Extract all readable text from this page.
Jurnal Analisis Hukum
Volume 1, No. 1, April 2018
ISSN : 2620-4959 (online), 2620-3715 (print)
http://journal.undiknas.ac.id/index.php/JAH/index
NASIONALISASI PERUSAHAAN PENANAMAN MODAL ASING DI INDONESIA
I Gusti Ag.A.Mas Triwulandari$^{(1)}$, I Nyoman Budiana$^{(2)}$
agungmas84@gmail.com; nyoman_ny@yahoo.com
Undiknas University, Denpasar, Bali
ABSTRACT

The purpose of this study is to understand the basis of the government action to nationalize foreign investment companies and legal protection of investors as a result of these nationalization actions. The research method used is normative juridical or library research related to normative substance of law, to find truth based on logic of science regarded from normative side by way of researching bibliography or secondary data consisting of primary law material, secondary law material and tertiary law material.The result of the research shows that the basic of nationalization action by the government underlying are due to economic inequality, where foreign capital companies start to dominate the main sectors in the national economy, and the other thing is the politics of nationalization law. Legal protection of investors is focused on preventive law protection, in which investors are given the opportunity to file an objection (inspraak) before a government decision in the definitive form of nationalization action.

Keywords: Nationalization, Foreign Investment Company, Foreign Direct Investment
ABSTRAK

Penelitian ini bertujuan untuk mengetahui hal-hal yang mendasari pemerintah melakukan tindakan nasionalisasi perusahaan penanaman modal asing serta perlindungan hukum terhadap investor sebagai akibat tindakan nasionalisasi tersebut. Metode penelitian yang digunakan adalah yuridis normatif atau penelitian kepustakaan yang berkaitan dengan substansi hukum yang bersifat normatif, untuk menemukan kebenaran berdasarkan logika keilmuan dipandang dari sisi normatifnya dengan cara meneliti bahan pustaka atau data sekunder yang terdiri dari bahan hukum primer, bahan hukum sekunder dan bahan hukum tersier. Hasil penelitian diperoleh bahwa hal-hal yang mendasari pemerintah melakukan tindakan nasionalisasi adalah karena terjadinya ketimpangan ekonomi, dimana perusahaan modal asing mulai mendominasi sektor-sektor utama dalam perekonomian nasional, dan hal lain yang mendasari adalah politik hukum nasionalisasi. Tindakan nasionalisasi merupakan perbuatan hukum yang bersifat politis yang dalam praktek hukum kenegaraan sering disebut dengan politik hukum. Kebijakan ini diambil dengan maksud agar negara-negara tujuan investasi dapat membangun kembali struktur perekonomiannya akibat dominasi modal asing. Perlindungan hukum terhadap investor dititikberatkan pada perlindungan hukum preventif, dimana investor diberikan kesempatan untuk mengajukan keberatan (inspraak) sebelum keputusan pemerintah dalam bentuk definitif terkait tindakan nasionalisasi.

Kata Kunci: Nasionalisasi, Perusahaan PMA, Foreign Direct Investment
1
════════
• _The task_
Out of the material above, gather each line where "Direct" appears.

• _Final result_
Keywords: Nationalization, Foreign Investment Company, Foreign Direct Investment
Kata Kunci: Nasionalisasi, Perusahaan PMA, Foreign Direct Investment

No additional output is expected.